> [Exercise inputs]:
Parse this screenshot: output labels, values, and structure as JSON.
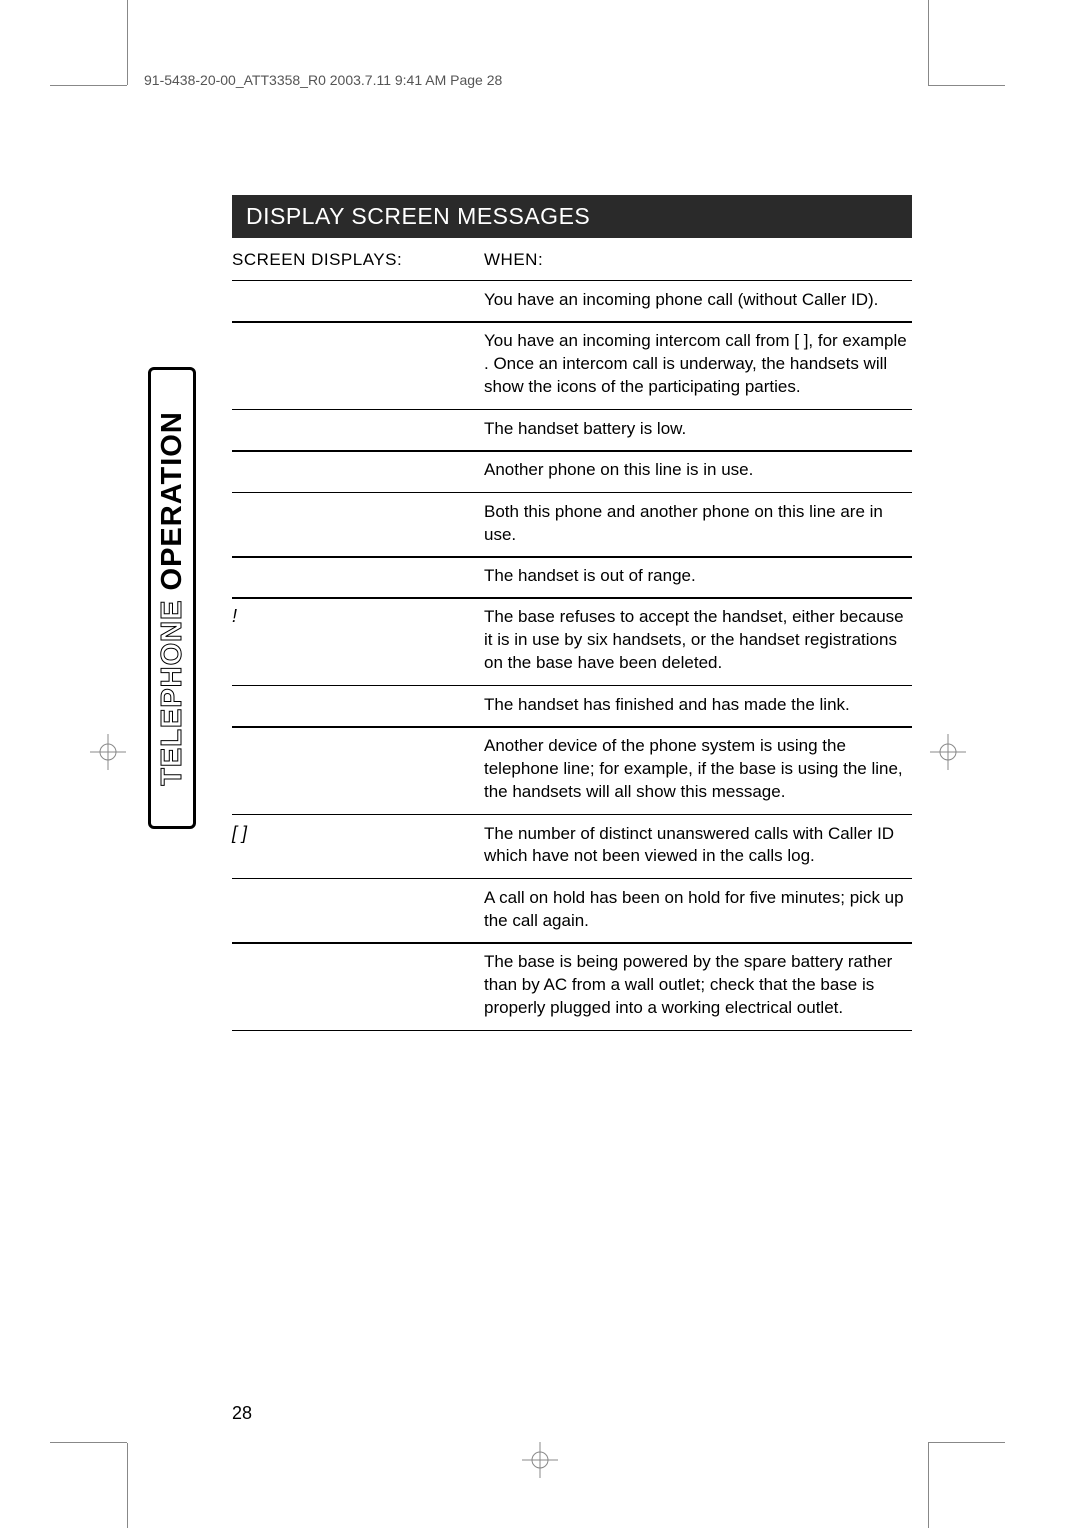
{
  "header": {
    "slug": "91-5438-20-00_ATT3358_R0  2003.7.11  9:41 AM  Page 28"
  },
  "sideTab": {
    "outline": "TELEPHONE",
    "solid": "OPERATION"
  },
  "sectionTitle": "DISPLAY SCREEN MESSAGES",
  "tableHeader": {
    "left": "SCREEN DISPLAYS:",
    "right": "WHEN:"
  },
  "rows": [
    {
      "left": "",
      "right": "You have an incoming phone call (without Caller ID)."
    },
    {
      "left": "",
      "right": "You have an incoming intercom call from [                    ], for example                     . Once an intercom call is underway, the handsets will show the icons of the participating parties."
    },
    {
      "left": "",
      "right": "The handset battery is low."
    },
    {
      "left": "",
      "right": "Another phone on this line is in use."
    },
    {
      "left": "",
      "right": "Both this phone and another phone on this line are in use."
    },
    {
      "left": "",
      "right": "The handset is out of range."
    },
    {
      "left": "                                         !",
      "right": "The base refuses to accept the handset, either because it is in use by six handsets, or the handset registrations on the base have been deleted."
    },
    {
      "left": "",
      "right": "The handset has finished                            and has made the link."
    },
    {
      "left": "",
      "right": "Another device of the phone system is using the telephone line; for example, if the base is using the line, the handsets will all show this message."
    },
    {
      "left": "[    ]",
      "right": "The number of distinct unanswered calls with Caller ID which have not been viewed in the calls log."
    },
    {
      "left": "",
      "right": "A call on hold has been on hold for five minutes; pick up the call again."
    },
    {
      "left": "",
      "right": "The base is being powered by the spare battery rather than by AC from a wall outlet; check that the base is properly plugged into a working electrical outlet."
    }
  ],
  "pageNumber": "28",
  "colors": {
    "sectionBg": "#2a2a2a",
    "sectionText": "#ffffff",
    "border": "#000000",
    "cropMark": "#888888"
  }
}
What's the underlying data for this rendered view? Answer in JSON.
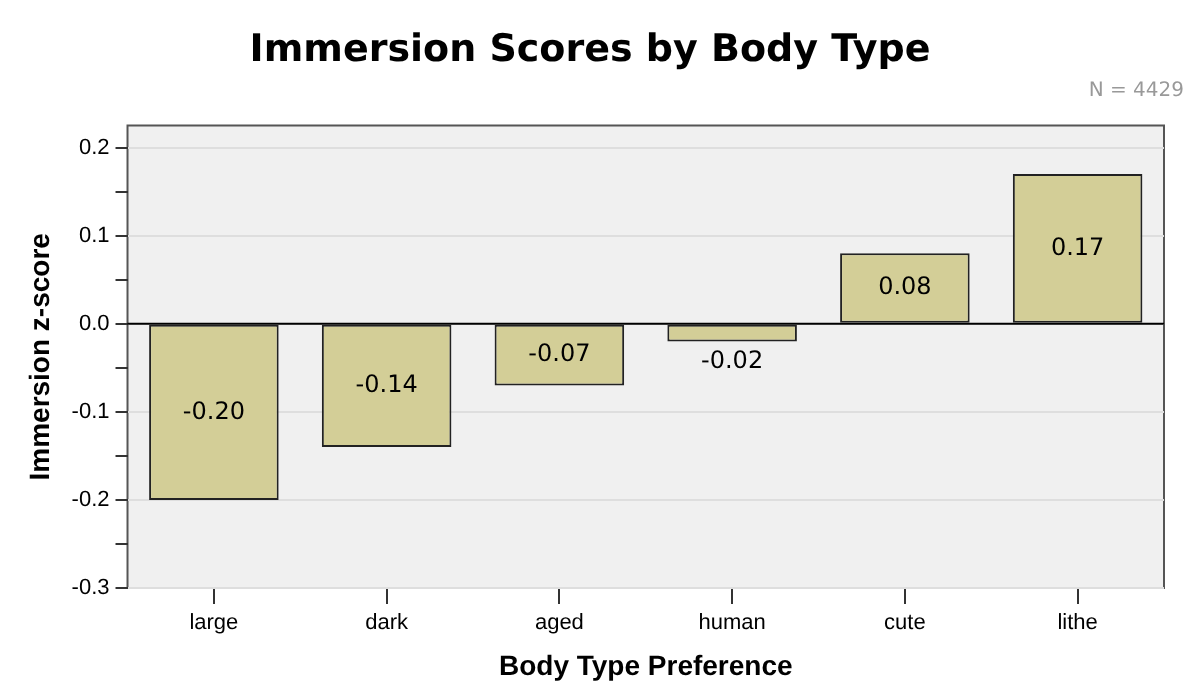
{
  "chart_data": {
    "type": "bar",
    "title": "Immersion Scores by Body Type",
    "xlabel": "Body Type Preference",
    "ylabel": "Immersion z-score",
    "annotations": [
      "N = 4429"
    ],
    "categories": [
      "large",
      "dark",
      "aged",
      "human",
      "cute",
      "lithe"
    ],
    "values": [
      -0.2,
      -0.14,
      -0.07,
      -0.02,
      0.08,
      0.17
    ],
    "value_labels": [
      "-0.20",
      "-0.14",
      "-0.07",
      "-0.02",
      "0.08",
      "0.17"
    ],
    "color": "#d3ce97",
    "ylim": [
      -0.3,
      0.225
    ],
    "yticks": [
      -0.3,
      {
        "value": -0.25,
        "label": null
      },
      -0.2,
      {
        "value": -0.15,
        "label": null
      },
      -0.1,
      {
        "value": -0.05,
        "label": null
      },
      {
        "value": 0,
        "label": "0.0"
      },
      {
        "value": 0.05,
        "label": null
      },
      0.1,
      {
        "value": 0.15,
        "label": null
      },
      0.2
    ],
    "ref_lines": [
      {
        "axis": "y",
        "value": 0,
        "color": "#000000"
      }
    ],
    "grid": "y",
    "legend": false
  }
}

> [What the task requires]:
Can the lines from the one with "What's the underlying" to the end of the records above be quoted exactly, both ends included, with every picture omitted?

> [Worked answer]:
What's the underlying data for this rendered view? Answer in JSON.
{
  "chart_data": {
    "type": "bar",
    "title": "Immersion Scores by Body Type",
    "xlabel": "Body Type Preference",
    "ylabel": "Immersion z-score",
    "annotations": [
      "N = 4429"
    ],
    "categories": [
      "large",
      "dark",
      "aged",
      "human",
      "cute",
      "lithe"
    ],
    "values": [
      -0.2,
      -0.14,
      -0.07,
      -0.02,
      0.08,
      0.17
    ],
    "value_labels": [
      "-0.20",
      "-0.14",
      "-0.07",
      "-0.02",
      "0.08",
      "0.17"
    ],
    "color": "#d3ce97",
    "ylim": [
      -0.3,
      0.225
    ],
    "yticks": [
      -0.3,
      {
        "value": -0.25,
        "label": null
      },
      -0.2,
      {
        "value": -0.15,
        "label": null
      },
      -0.1,
      {
        "value": -0.05,
        "label": null
      },
      {
        "value": 0,
        "label": "0.0"
      },
      {
        "value": 0.05,
        "label": null
      },
      0.1,
      {
        "value": 0.15,
        "label": null
      },
      0.2
    ],
    "ref_lines": [
      {
        "axis": "y",
        "value": 0,
        "color": "#000000"
      }
    ],
    "grid": "y",
    "legend": false
  }
}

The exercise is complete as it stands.